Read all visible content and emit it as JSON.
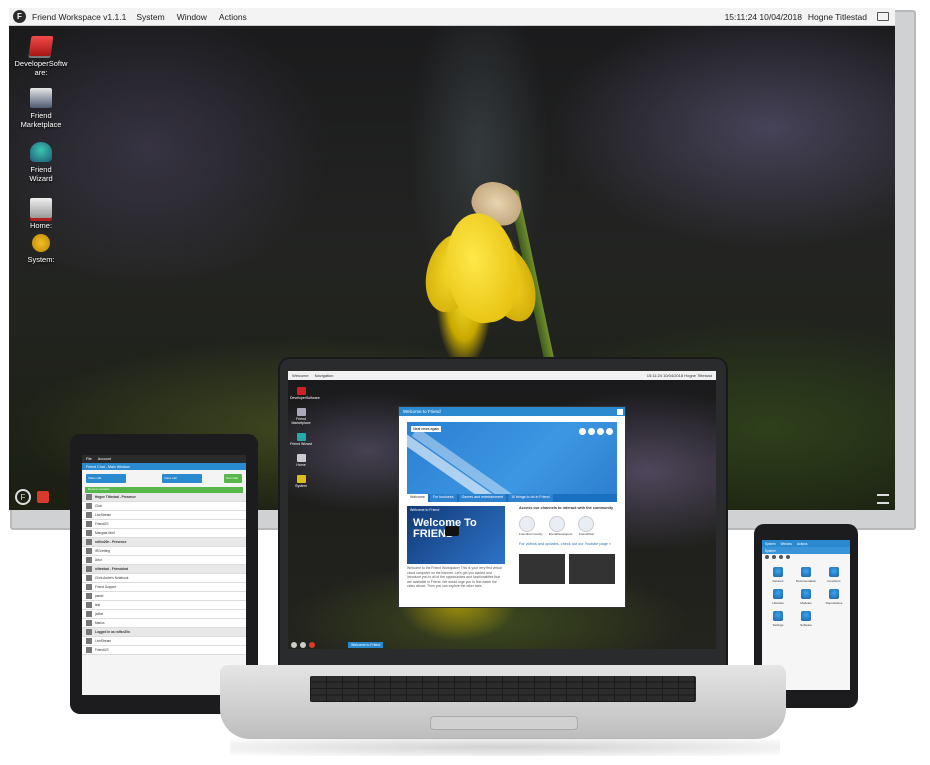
{
  "monitor": {
    "topbar": {
      "app_title": "Friend Workspace v1.1.1",
      "menus": [
        "System",
        "Window",
        "Actions"
      ],
      "clock": "15:11:24 10/04/2018",
      "user": "Hogne Titlestad"
    },
    "desktop_icons": [
      {
        "label": "DeveloperSoftware:",
        "icon": "developer-software-icon"
      },
      {
        "label": "Friend Marketplace",
        "icon": "marketplace-icon"
      },
      {
        "label": "Friend Wizard",
        "icon": "wizard-icon"
      },
      {
        "label": "Home:",
        "icon": "home-drive-icon"
      },
      {
        "label": "System:",
        "icon": "system-drive-icon"
      }
    ]
  },
  "laptop": {
    "topbar": {
      "menus": [
        "Welcome",
        "Navigation"
      ],
      "clock_user": "15:11:24 10/04/2018 Hogne Titlestad"
    },
    "desktop_icons": [
      "DeveloperSoftware",
      "Friend Marketplace",
      "Friend Wizard",
      "Home",
      "System"
    ],
    "window": {
      "title": "Welcome to Friend",
      "news_label": "Neat news again",
      "tabs": [
        "Welcome",
        "For business",
        "Games and entertainment",
        "10 things to do in Friend"
      ],
      "video_title": "Welcome To FRIEND",
      "video_caption": "Welcome to Friend",
      "channels_heading": "Access our channels to interact with the community",
      "channels": [
        "FriendCommunity",
        "FriendDevelopers",
        "FriendChat"
      ],
      "videos_heading": "For videos and updates, check out our Youtube page »",
      "intro_text": "Welcome to the Friend Workspace! This is your very first virtual cloud computer on the internet. Let's get you started and introduce you to all of the opportunities and functionalities that are available in Friend. We would urge you to first watch the video above. Then you can explore the other tabs."
    },
    "taskbar_item": "Welcome to Friend"
  },
  "tablet": {
    "menus": [
      "File",
      "Account"
    ],
    "header": "Friend Chat - Main Window",
    "buttons": [
      "Video call",
      "Voice call",
      "Text chat"
    ],
    "notice": "Recent contacts",
    "rows": [
      {
        "label": "Hogne Titlestad - Presence",
        "group": true
      },
      {
        "label": "Chat",
        "group": false
      },
      {
        "label": "LiveStream",
        "group": false
      },
      {
        "label": "FriendUS",
        "group": false
      },
      {
        "label": "Mangata Wolf",
        "group": false
      },
      {
        "label": "rolfsn20n - Presence",
        "group": true
      },
      {
        "label": "IRCnetting",
        "group": false
      },
      {
        "label": "Artur",
        "group": false
      },
      {
        "label": "olitestiad - Friendchat",
        "group": true
      },
      {
        "label": "Chris Andre's Notebook",
        "group": false
      },
      {
        "label": "Friend Support",
        "group": false
      },
      {
        "label": "pawel",
        "group": false
      },
      {
        "label": "test",
        "group": false
      },
      {
        "label": "jxdkel",
        "group": false
      },
      {
        "label": "Marius",
        "group": false
      },
      {
        "label": "Logged in as rolfsn20n",
        "group": true
      },
      {
        "label": "LiveStream",
        "group": false
      },
      {
        "label": "FriendUS",
        "group": false
      }
    ]
  },
  "phone": {
    "menus": [
      "System",
      "Window",
      "Actions"
    ],
    "title": "System",
    "apps": [
      "Devices",
      "Documentation",
      "Functions",
      "Libraries",
      "Modules",
      "Repositories",
      "Settings",
      "Software"
    ]
  }
}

### Problem
Omit pictures; set down the rest of the material word for word.

### Exercise solution
Read all visible content and emit it as JSON.
{
  "monitor": {
    "topbar": {
      "app_title": "Friend Workspace v1.1.1",
      "menus": [
        "System",
        "Window",
        "Actions"
      ],
      "clock": "15:11:24 10/04/2018",
      "user": "Hogne Titlestad"
    },
    "desktop_icons": [
      {
        "label": "DeveloperSoftware:",
        "icon": "developer-software-icon"
      },
      {
        "label": "Friend Marketplace",
        "icon": "marketplace-icon"
      },
      {
        "label": "Friend Wizard",
        "icon": "wizard-icon"
      },
      {
        "label": "Home:",
        "icon": "home-drive-icon"
      },
      {
        "label": "System:",
        "icon": "system-drive-icon"
      }
    ]
  },
  "laptop": {
    "topbar": {
      "menus": [
        "Welcome",
        "Navigation"
      ],
      "clock_user": "15:11:24 10/04/2018 Hogne Titlestad"
    },
    "desktop_icons": [
      "DeveloperSoftware",
      "Friend Marketplace",
      "Friend Wizard",
      "Home",
      "System"
    ],
    "window": {
      "title": "Welcome to Friend",
      "news_label": "Neat news again",
      "tabs": [
        "Welcome",
        "For business",
        "Games and entertainment",
        "10 things to do in Friend"
      ],
      "video_title": "Welcome To FRIEND",
      "video_caption": "Welcome to Friend",
      "channels_heading": "Access our channels to interact with the community",
      "channels": [
        "FriendCommunity",
        "FriendDevelopers",
        "FriendChat"
      ],
      "videos_heading": "For videos and updates, check out our Youtube page »",
      "intro_text": "Welcome to the Friend Workspace! This is your very first virtual cloud computer on the internet. Let's get you started and introduce you to all of the opportunities and functionalities that are available in Friend. We would urge you to first watch the video above. Then you can explore the other tabs."
    },
    "taskbar_item": "Welcome to Friend"
  },
  "tablet": {
    "menus": [
      "File",
      "Account"
    ],
    "header": "Friend Chat - Main Window",
    "buttons": [
      "Video call",
      "Voice call",
      "Text chat"
    ],
    "notice": "Recent contacts",
    "rows": [
      {
        "label": "Hogne Titlestad - Presence",
        "group": true
      },
      {
        "label": "Chat",
        "group": false
      },
      {
        "label": "LiveStream",
        "group": false
      },
      {
        "label": "FriendUS",
        "group": false
      },
      {
        "label": "Mangata Wolf",
        "group": false
      },
      {
        "label": "rolfsn20n - Presence",
        "group": true
      },
      {
        "label": "IRCnetting",
        "group": false
      },
      {
        "label": "Artur",
        "group": false
      },
      {
        "label": "olitestiad - Friendchat",
        "group": true
      },
      {
        "label": "Chris Andre's Notebook",
        "group": false
      },
      {
        "label": "Friend Support",
        "group": false
      },
      {
        "label": "pawel",
        "group": false
      },
      {
        "label": "test",
        "group": false
      },
      {
        "label": "jxdkel",
        "group": false
      },
      {
        "label": "Marius",
        "group": false
      },
      {
        "label": "Logged in as rolfsn20n",
        "group": true
      },
      {
        "label": "LiveStream",
        "group": false
      },
      {
        "label": "FriendUS",
        "group": false
      }
    ]
  },
  "phone": {
    "menus": [
      "System",
      "Window",
      "Actions"
    ],
    "title": "System",
    "apps": [
      "Devices",
      "Documentation",
      "Functions",
      "Libraries",
      "Modules",
      "Repositories",
      "Settings",
      "Software"
    ]
  }
}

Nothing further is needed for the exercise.